__Dataset__.
-- Start --

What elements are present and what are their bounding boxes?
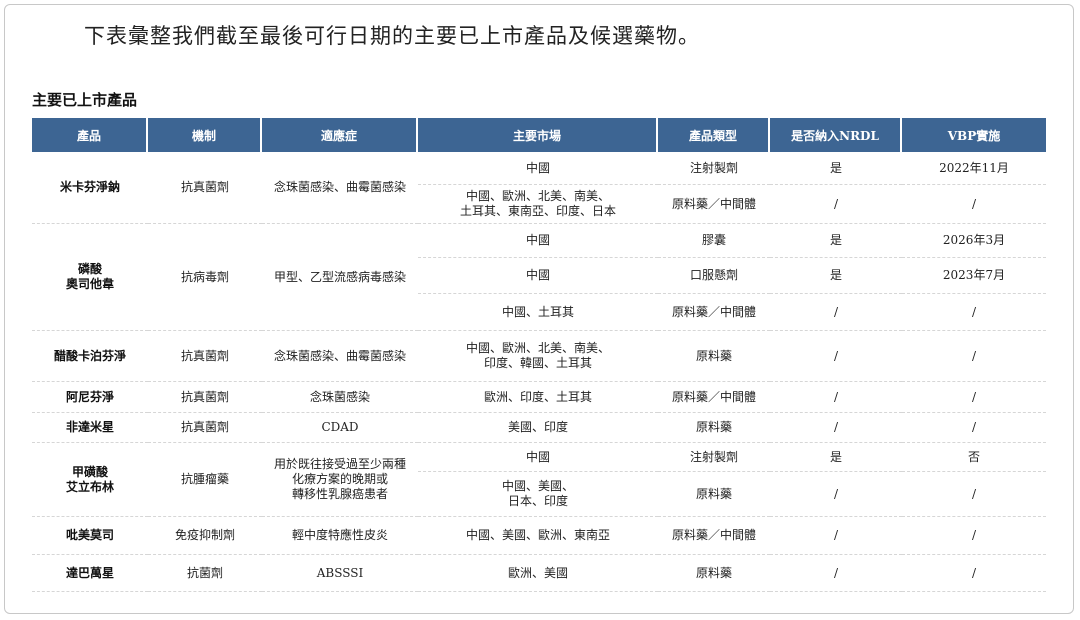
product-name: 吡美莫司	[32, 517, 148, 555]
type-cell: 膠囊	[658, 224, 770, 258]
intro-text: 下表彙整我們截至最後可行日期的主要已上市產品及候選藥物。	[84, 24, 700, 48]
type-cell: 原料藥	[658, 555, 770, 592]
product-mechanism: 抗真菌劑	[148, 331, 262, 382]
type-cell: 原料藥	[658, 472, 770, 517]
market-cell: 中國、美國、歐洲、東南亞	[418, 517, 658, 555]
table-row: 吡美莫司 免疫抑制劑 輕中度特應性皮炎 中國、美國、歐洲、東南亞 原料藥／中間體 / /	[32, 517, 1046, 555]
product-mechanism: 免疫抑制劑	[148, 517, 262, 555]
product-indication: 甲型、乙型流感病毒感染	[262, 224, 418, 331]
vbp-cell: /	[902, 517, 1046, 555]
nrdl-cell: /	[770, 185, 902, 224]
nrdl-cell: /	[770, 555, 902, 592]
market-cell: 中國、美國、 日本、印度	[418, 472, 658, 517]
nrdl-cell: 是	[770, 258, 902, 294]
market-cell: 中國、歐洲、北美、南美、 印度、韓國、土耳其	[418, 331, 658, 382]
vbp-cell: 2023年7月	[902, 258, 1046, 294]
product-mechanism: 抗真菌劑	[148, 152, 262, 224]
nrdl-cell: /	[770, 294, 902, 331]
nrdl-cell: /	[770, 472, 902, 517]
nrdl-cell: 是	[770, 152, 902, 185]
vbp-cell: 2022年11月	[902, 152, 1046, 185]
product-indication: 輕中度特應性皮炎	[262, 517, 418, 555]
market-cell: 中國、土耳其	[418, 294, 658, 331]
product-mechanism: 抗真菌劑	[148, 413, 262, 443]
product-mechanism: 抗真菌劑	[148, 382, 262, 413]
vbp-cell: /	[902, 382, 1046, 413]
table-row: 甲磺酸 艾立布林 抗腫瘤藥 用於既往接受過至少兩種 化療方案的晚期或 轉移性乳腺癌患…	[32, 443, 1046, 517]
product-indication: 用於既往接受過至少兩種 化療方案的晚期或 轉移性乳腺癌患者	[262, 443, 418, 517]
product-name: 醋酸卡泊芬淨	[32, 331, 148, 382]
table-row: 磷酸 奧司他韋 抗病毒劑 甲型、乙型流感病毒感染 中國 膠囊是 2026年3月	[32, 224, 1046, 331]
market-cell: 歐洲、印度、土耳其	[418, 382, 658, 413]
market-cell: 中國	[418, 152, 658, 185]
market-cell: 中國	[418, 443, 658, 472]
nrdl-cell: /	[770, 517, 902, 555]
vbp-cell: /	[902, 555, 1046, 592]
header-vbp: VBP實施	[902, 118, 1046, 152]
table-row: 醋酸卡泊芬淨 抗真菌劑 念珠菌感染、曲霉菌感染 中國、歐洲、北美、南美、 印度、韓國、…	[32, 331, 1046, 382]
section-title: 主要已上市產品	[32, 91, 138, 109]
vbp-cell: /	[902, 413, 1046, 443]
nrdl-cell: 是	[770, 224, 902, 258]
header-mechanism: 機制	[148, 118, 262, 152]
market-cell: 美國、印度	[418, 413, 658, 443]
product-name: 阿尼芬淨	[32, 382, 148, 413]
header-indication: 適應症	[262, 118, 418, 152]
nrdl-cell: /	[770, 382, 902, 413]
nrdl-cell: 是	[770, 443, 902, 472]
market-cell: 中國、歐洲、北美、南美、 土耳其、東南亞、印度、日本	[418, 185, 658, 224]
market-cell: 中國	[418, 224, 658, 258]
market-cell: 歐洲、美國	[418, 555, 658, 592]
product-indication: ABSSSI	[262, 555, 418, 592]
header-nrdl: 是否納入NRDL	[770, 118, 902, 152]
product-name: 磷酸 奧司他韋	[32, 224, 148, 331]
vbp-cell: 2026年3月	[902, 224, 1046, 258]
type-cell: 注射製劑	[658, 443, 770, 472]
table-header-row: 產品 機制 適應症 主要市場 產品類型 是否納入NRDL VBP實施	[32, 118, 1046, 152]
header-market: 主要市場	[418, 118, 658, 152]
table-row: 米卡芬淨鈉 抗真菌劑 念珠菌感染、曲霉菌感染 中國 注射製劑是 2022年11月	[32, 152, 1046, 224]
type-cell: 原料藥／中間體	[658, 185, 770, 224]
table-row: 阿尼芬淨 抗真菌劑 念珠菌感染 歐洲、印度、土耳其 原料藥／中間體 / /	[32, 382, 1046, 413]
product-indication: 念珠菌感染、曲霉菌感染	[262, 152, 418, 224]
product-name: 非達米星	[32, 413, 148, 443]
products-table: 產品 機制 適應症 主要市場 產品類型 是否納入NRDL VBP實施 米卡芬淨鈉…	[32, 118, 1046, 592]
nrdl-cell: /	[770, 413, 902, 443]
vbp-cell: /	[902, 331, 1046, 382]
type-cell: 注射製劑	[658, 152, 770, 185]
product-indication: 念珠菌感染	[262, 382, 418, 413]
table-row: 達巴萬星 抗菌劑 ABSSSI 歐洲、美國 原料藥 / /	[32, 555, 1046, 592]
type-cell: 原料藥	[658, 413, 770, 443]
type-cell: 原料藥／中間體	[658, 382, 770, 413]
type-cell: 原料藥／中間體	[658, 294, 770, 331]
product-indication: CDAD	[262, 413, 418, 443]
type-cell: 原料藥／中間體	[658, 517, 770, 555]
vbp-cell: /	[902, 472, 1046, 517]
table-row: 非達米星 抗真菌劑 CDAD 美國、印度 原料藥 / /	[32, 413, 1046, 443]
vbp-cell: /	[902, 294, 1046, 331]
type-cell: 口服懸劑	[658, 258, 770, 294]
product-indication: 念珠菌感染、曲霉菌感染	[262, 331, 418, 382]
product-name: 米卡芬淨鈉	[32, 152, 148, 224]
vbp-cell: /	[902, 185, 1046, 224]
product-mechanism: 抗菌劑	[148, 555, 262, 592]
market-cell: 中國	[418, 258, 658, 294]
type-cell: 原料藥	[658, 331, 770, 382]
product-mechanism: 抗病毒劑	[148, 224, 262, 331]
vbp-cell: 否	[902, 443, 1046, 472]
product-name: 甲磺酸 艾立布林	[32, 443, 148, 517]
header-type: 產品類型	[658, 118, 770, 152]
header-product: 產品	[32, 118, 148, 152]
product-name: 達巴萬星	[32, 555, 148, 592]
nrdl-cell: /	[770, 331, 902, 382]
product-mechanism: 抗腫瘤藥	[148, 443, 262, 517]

-- End --
-- Start --

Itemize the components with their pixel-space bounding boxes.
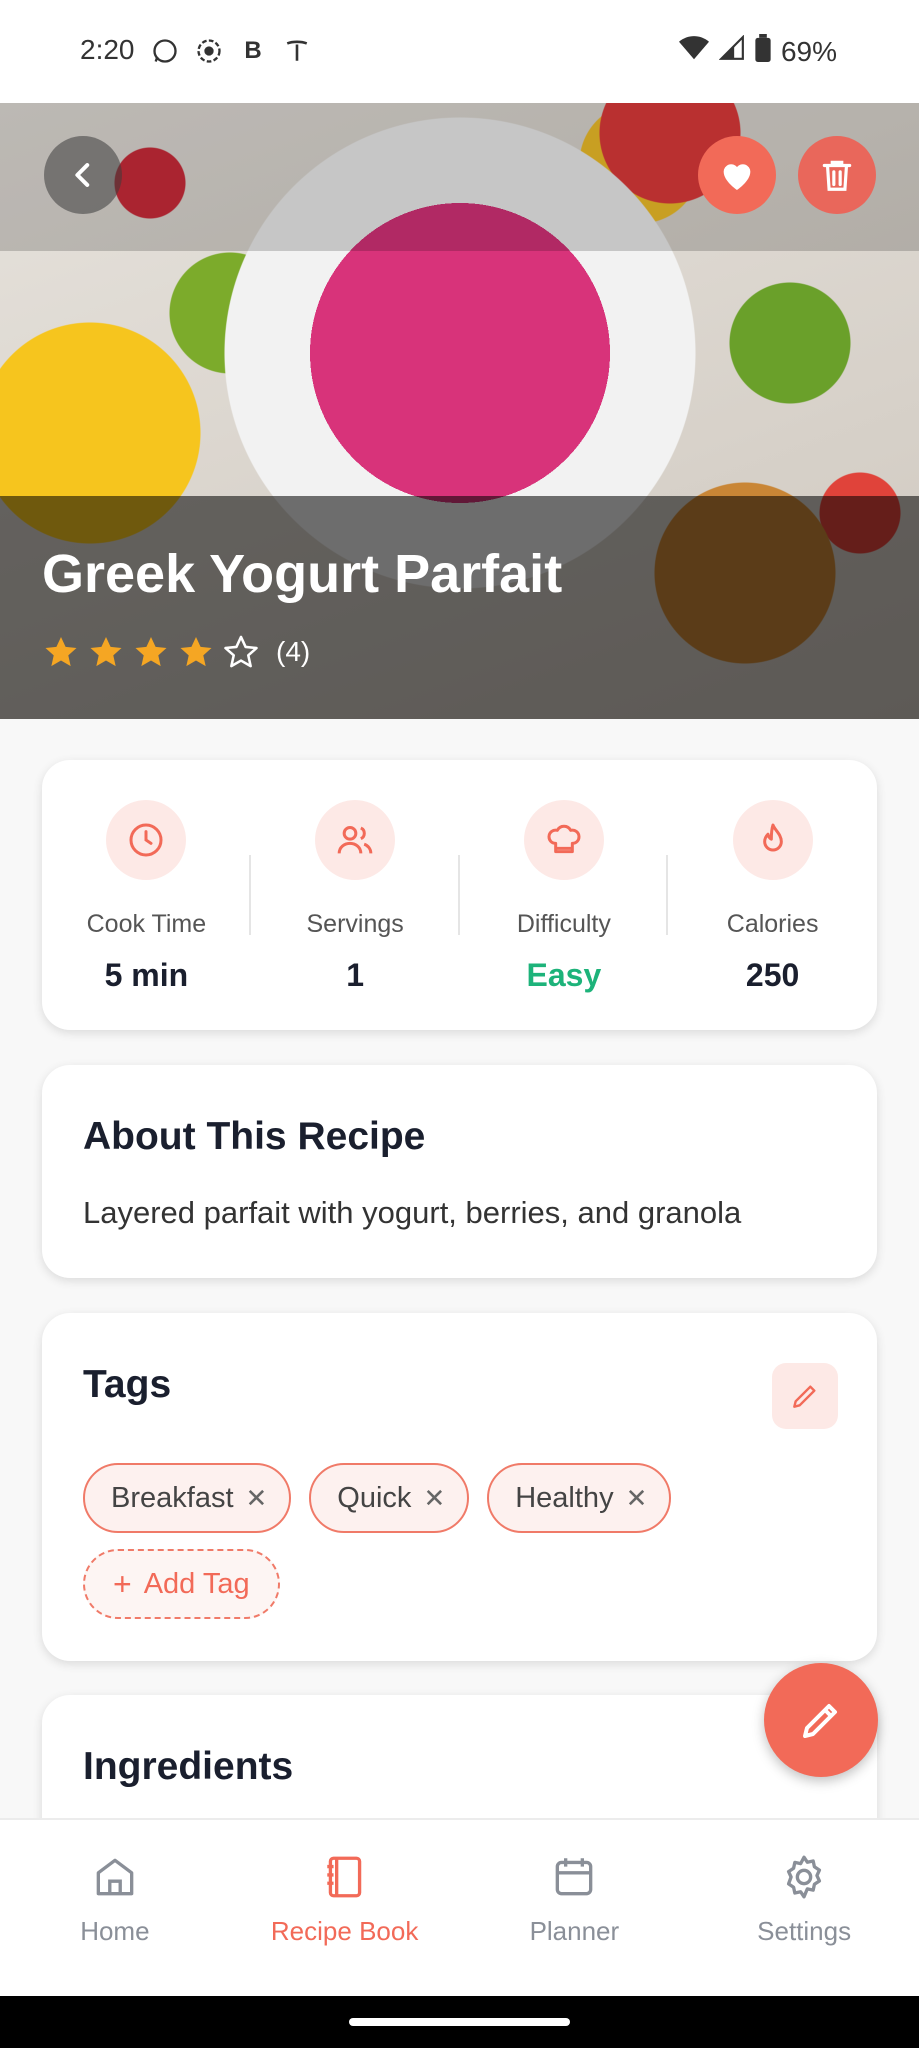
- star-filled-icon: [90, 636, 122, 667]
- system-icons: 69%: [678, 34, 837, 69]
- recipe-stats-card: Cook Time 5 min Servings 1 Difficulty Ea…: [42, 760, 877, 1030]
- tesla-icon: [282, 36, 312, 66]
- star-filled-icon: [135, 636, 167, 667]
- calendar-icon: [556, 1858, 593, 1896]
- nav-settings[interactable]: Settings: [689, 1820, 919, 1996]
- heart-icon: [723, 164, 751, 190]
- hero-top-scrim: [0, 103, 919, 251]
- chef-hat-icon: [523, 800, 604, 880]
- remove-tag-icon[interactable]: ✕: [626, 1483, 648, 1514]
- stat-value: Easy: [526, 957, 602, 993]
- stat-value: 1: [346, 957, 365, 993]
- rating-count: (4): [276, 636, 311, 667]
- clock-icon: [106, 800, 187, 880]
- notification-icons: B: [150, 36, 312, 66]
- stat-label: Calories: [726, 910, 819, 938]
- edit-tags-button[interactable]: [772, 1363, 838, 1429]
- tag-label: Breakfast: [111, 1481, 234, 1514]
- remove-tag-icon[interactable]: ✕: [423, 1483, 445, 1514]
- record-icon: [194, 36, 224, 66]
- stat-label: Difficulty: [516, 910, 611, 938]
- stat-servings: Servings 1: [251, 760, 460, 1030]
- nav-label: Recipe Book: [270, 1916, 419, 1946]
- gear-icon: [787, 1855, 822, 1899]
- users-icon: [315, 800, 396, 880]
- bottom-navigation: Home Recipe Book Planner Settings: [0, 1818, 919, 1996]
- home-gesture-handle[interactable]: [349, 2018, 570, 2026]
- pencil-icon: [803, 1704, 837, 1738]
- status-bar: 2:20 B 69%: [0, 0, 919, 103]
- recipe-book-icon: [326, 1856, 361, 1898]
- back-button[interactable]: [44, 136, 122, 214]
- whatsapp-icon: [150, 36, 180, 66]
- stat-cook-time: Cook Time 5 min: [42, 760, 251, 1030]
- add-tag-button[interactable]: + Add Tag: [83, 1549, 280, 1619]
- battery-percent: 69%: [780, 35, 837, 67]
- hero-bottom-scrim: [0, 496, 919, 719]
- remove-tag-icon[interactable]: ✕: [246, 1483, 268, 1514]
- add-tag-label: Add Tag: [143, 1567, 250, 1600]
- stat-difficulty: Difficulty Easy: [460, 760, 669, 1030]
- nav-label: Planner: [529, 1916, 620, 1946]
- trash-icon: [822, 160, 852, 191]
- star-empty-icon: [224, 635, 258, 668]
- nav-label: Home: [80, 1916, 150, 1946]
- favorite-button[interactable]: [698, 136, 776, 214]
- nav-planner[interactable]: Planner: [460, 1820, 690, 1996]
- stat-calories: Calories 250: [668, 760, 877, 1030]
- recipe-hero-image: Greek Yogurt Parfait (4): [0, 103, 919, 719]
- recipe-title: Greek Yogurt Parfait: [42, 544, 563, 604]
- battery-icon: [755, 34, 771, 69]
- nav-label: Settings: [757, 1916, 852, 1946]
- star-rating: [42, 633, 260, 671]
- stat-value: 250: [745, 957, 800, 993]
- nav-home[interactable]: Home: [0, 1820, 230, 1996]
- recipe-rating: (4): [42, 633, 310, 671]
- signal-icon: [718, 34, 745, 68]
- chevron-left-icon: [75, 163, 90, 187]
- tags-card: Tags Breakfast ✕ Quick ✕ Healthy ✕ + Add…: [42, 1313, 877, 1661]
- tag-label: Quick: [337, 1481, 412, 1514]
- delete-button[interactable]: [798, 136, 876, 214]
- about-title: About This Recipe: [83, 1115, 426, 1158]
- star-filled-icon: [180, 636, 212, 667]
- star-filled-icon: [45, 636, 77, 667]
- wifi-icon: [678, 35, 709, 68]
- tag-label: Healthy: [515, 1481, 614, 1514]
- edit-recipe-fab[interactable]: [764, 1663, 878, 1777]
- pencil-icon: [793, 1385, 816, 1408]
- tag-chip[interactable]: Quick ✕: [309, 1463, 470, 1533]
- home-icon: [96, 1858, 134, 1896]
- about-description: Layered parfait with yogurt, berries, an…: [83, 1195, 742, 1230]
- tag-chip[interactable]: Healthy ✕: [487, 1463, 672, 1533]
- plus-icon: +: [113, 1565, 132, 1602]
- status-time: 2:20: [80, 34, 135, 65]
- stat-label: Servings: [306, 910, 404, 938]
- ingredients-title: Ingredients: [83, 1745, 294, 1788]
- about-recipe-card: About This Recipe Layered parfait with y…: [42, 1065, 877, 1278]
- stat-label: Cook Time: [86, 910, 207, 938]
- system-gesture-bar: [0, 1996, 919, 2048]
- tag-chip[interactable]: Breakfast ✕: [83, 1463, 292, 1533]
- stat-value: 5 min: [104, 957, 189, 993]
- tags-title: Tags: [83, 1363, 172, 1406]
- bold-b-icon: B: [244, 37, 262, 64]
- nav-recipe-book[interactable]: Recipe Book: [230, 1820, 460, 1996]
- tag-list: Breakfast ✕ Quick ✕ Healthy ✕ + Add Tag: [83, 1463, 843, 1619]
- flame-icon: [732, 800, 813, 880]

-- End --

__Work instructions__. Convert the part of Block 1's data that opens with the line containing "517, 148, 555]" and closes with the line containing "152, 1046, 185]" into a numbered list, leaving out any blank lines.

__Task output__.
1. product-name: 吡美莫司	[32, 517, 148, 555]
2. type-cell: 膠囊	[658, 224, 770, 258]
3. intro-text: 下表彙整我們截至最後可行日期的主要已上市產品及候選藥物。	[84, 24, 700, 48]
4. type-cell: 原料藥	[658, 555, 770, 592]
5. product-mechanism: 抗真菌劑	[148, 331, 262, 382]
6. type-cell: 原料藥	[658, 472, 770, 517]
7. market-cell: 中國、美國、歐洲、東南亞	[418, 517, 658, 555]
8. table-row: 吡美莫司 免疫抑制劑 輕中度特應性皮炎 中國、美國、歐洲、東南亞 原料藥／中間體 / /	[32, 517, 1046, 555]
9. product-mechanism: 免疫抑制劑	[148, 517, 262, 555]
10. product-indication: 甲型、乙型流感病毒感染	[262, 224, 418, 331]
11. vbp-cell: /	[902, 517, 1046, 555]
12. nrdl-cell: /	[770, 185, 902, 224]
13. nrdl-cell: /	[770, 555, 902, 592]
14. market-cell: 中國、美國、 日本、印度	[418, 472, 658, 517]
15. nrdl-cell: 是	[770, 258, 902, 294]
16. market-cell: 中國、歐洲、北美、南美、 印度、韓國、土耳其	[418, 331, 658, 382]
17. vbp-cell: 2023年7月	[902, 258, 1046, 294]
18. product-mechanism: 抗真菌劑	[148, 152, 262, 224]
19. nrdl-cell: /	[770, 294, 902, 331]
20. nrdl-cell: /	[770, 472, 902, 517]
21. nrdl-cell: 是	[770, 152, 902, 185]
22. vbp-cell: 2022年11月	[902, 152, 1046, 185]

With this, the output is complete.